SELECTED EXTRACT —
>>>>
# Noobie reporting in! need help



## RitterPhoto (Jun 12, 2008)

Hello guys, first post.

i need help so ill cut to the chase

I built a pinhole camera several years ago, and took some rather wonderful images with it. I dont recall what type of photo paper i was using, it was glossy on one side and was Kodak paper on the other side. (this made dark room work easier because there was no question which side should be facing where!)

at any rate... I recall in the class, and the few times i used the camera, I loaded the film in the pinhole camera, and the shutter time for my camera was about 5 seconds of exposure max. the images were great.

recently, i found my old pinhole camera in perfect condition, and it peaked my wifes curiosity and as i told her about it she thought it would be nice to try it out again.

So... i went to a photo shop and purchased some Developer mix, and some Fixer and some kodak Tmax 100 4x5 film.

The first box of Tmax100 was wasted... as i didnt remember that it shouldnt be used with a safety light.

on to box 2.

box two was treated with much more care in handling. However... i have tried several exposure times for the film ranging from 1 second to 60 seconds and my film always develops a clear image as if i was holding a sheet of glass.

in your collective expert opinions... what am i doing wrong???

Im placing the film in the developer tray for about 5 minutes (based on other places i have read), drip dry... and then rinsing in a stop bath for about 1 minute. then into the fixer for a few minutes and presto... i go to check the negative and the film is completely clear... the only image i had remotely close to showing anything was clear with a purple hue.

i cant wrap my head around this problem.

is Tmax100 more of an experts film? should i be using a different type of film?

what do you guys think of the above situation?

thanks a million!


----------



## Helen B (Jun 12, 2008)

What sort of developer are you using, at what strength? Is there any chance that it has been contaminated with fixer?

Are you sure that you have the film in the right way round?

The exposure should be around 1 second or less, depending very much on the size of the pinhole. If 5 seconds was about right for B&W paper, less than 1 second should be OK for TMax 100, in the same lighting conditions.

Best,
Helen


----------



## RitterPhoto (Jun 12, 2008)

Im using Kodak professional Dektol. tap water for a stop bath and Kodak Professional Rapid Fixer

I was careful to avoid contamination, but anything is possible.


----------



## christopher walrath (Jun 12, 2008)

Clear neg after fix means no exposure. Or at the very least, not nearly enough. Might check your reciprocity numbers for TMax, I gott'em here somewhere. Hold on. (knock, rumble, rumble, SLAM! knock, scratch (Oh, there it is!) thump, thump, thump) OK.

1 second metered - 1 sec
2 sec - 2.5 sec
4 sec - 6 sec
8 sec - 12 sec
15 sec - 26 sec
30 sec - 55 sec
60 sec - 120 sec
120 sec - 250 sec

Hope it helps a little. And these numbers are based on experiments with 100TMX film.


----------



## RitterPhoto (Jun 12, 2008)

i dont know what im doing wrong... going to remix my chemicals tomorrow.
<<<<
DATA EXCERPT —
>>>>
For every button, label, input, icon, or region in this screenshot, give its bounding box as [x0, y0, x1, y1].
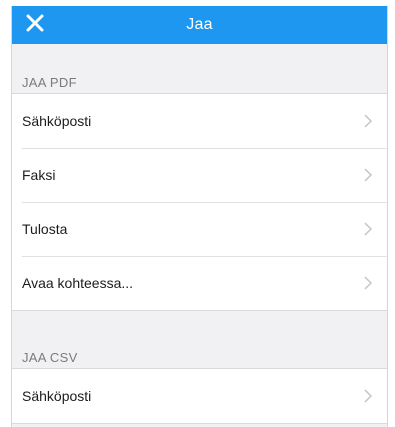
<<<<
REQUIREMENT —
Please decide whether each statement agrees with the pinhole camera thread, answering yes or no and quoting the words that decide it: (a) The poster used tap water as a stop bath. (b) Helen B recommends an exposure of about 5 seconds for TMax 100. (c) In the reciprocity table, a 30-second metered exposure corresponds to 55 seconds.

EXERCISE ANSWER —
(a) Yes: "tap water for a stop bath"
(b) No: "The exposure should be around 1 second or less"
(c) Yes: "30 sec - 55 sec"